* WHAT YOU HAVE TO DO
Your task is to reproduce the material exactly.

* Stored dataset items
* * * * * * * * *

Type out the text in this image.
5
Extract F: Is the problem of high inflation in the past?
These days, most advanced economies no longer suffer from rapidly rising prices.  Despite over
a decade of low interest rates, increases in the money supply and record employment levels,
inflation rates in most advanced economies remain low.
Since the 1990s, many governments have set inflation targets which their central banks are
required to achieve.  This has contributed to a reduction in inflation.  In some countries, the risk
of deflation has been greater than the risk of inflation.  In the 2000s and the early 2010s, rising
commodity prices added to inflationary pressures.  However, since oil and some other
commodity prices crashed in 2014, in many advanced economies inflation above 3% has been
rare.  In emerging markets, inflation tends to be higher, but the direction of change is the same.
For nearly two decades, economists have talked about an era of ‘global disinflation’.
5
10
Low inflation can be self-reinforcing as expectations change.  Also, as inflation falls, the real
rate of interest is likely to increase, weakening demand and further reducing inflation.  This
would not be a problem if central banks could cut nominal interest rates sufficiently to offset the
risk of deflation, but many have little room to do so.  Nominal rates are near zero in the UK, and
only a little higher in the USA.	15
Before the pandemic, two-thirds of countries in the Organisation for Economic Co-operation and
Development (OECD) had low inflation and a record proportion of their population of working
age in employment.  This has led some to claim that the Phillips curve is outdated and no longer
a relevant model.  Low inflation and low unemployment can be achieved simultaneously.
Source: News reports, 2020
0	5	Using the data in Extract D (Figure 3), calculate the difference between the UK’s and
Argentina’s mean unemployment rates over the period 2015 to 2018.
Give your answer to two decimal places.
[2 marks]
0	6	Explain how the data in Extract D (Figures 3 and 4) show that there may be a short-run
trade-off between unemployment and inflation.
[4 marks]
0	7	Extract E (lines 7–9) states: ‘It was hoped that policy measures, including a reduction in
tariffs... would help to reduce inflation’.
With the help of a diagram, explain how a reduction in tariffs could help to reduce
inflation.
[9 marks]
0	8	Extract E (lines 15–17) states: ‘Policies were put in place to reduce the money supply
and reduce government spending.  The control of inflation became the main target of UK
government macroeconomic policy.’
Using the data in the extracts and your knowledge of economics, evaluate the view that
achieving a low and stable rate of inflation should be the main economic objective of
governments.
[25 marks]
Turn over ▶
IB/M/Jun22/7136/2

* * * * * * * * *

* CORRECT OUTPUT
Type out the text in this image.
5
Extract F: Is the problem of high inflation in the past?
These days, most advanced economies no longer suffer from rapidly rising prices.  Despite over
a decade of low interest rates, increases in the money supply and record employment levels,
inflation rates in most advanced economies remain low.
Since the 1990s, many governments have set inflation targets which their central banks are
required to achieve.  This has contributed to a reduction in inflation.  In some countries, the risk
of deflation has been greater than the risk of inflation.  In the 2000s and the early 2010s, rising
commodity prices added to inflationary pressures.  However, since oil and some other
commodity prices crashed in 2014, in many advanced economies inflation above 3% has been
rare.  In emerging markets, inflation tends to be higher, but the direction of change is the same.
For nearly two decades, economists have talked about an era of ‘global disinflation’.
5
10
Low inflation can be self-reinforcing as expectations change.  Also, as inflation falls, the real
rate of interest is likely to increase, weakening demand and further reducing inflation.  This
would not be a problem if central banks could cut nominal interest rates sufficiently to offset the
risk of deflation, but many have little room to do so.  Nominal rates are near zero in the UK, and
only a little higher in the USA.	15
Before the pandemic, two-thirds of countries in the Organisation for Economic Co-operation and
Development (OECD) had low inflation and a record proportion of their population of working
age in employment.  This has led some to claim that the Phillips curve is outdated and no longer
a relevant model.  Low inflation and low unemployment can be achieved simultaneously.
Source: News reports, 2020
0	5	Using the data in Extract D (Figure 3), calculate the difference between the UK’s and
Argentina’s mean unemployment rates over the period 2015 to 2018.
Give your answer to two decimal places.
[2 marks]
0	6	Explain how the data in Extract D (Figures 3 and 4) show that there may be a short-run
trade-off between unemployment and inflation.
[4 marks]
0	7	Extract E (lines 7–9) states: ‘It was hoped that policy measures, including a reduction in
tariffs... would help to reduce inflation’.
With the help of a diagram, explain how a reduction in tariffs could help to reduce
inflation.
[9 marks]
0	8	Extract E (lines 15–17) states: ‘Policies were put in place to reduce the money supply
and reduce government spending.  The control of inflation became the main target of UK
government macroeconomic policy.’
Using the data in the extracts and your knowledge of economics, evaluate the view that
achieving a low and stable rate of inflation should be the main economic objective of
governments.
[25 marks]
Turn over ▶
IB/M/Jun22/7136/2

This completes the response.